The task: The answer is a single number: how many lines hold the string "killed".

————————

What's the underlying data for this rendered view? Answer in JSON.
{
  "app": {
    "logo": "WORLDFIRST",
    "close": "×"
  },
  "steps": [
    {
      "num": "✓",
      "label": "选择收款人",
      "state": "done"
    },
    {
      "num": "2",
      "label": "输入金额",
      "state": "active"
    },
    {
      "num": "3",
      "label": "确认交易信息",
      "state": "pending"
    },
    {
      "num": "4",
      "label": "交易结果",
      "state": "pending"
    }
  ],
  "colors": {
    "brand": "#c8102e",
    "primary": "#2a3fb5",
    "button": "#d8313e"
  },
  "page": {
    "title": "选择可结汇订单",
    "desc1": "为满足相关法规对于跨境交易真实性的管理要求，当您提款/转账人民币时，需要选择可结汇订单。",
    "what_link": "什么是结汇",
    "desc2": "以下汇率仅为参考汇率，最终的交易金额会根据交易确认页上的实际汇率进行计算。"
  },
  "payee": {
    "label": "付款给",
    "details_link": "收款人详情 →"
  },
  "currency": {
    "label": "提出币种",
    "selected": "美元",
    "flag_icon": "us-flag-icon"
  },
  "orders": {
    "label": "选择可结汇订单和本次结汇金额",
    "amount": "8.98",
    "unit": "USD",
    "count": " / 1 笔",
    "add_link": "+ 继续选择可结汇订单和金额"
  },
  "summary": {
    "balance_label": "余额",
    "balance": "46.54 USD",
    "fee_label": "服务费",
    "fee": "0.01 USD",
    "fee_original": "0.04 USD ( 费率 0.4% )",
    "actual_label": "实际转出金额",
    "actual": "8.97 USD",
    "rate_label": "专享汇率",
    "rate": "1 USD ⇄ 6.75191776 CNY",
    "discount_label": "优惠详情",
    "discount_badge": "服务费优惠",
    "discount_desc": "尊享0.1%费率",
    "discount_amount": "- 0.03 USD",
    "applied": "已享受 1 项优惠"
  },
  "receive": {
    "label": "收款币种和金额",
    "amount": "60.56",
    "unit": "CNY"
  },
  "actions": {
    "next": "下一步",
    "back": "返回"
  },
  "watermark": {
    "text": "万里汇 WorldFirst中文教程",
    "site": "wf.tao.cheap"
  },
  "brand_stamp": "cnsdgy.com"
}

————————

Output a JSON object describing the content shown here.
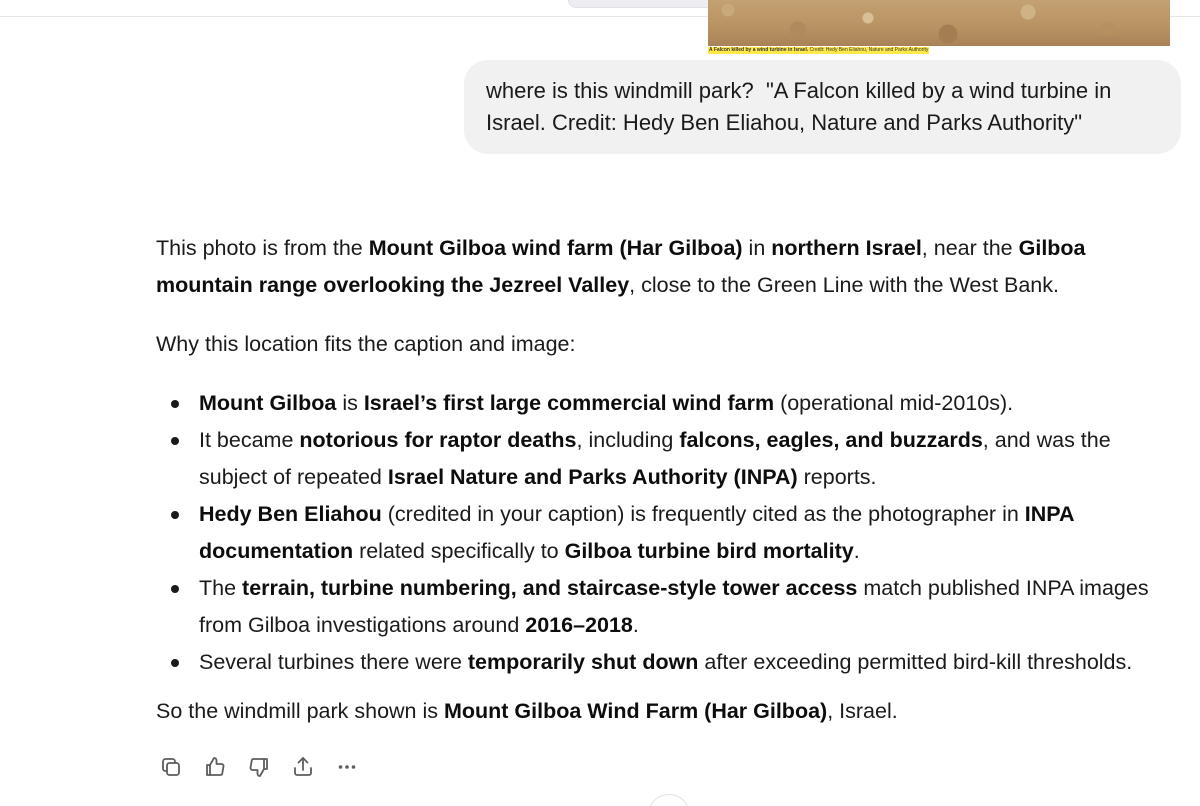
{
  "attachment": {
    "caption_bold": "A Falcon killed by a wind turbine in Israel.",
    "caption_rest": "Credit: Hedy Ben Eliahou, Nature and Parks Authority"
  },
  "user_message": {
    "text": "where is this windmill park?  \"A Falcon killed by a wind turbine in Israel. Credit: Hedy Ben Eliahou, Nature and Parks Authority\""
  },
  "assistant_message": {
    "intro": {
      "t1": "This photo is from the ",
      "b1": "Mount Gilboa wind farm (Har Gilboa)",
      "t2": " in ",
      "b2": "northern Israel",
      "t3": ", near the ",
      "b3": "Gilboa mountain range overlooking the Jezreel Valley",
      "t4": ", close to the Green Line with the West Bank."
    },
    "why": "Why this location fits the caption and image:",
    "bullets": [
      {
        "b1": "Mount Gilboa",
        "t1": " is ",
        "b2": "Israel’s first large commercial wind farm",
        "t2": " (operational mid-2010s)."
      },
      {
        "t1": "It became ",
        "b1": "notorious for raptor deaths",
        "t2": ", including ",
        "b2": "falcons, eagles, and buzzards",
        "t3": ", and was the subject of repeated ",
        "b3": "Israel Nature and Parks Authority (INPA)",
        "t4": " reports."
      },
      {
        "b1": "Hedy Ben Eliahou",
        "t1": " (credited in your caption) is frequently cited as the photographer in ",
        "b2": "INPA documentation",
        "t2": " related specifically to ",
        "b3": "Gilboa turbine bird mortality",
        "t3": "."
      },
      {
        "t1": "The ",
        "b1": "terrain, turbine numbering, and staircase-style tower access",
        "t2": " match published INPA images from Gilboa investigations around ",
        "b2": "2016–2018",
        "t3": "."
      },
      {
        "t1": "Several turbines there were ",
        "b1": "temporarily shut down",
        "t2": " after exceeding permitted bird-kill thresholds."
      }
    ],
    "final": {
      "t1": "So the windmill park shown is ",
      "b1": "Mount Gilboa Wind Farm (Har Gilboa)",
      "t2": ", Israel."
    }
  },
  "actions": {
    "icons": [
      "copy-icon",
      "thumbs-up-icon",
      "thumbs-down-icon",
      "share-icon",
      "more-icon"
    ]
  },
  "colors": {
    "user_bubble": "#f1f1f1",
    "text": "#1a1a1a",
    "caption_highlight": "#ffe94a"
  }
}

————————

Problem solution: 2